Given request
Here are some records; copy every line that holds the word "определять".

Source material
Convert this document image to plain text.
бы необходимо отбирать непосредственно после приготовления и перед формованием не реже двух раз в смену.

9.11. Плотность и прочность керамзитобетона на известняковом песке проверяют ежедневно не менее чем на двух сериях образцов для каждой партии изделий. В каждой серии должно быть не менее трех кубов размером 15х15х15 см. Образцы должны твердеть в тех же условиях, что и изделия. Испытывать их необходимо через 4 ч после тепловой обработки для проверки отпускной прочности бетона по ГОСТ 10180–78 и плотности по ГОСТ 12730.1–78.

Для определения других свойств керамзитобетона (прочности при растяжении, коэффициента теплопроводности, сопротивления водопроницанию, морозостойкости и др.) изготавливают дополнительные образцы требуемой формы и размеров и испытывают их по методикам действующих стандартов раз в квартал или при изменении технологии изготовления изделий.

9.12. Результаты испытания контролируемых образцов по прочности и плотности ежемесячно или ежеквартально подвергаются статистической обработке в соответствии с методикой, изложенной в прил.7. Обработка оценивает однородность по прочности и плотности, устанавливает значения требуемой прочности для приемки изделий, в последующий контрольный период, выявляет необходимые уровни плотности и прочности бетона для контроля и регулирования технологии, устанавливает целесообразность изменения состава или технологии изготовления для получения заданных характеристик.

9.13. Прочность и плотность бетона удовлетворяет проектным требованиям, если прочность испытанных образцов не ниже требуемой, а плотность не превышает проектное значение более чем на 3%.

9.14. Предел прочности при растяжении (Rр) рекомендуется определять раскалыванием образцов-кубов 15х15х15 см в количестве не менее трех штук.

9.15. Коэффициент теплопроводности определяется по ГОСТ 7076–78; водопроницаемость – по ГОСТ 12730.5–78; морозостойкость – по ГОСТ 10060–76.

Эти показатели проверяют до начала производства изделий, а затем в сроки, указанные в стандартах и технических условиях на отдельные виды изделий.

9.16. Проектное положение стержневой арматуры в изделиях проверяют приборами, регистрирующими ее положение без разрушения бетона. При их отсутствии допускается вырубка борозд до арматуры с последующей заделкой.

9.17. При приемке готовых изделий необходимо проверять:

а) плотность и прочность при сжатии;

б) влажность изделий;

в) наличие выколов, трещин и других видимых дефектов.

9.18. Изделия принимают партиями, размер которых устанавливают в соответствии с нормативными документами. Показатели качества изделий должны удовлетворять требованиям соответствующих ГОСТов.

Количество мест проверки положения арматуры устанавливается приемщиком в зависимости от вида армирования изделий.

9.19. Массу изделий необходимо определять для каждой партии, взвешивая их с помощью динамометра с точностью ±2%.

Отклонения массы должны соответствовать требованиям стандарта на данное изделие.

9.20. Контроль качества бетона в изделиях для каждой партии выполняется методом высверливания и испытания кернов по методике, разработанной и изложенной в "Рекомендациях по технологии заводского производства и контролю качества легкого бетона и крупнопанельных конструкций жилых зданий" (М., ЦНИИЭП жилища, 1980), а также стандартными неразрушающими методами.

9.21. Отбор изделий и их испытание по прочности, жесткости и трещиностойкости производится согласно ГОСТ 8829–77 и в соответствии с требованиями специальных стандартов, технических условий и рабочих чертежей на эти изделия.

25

Written response
9.14. Предел прочности при растяжении (Rр) рекомендуется определять раскалыванием образцов-кубов 15х15х15 см в количестве не менее трех штук.
9.19. Массу изделий необходимо определять для каждой партии, взвешивая их с помощью динамометра с точностью ±2%.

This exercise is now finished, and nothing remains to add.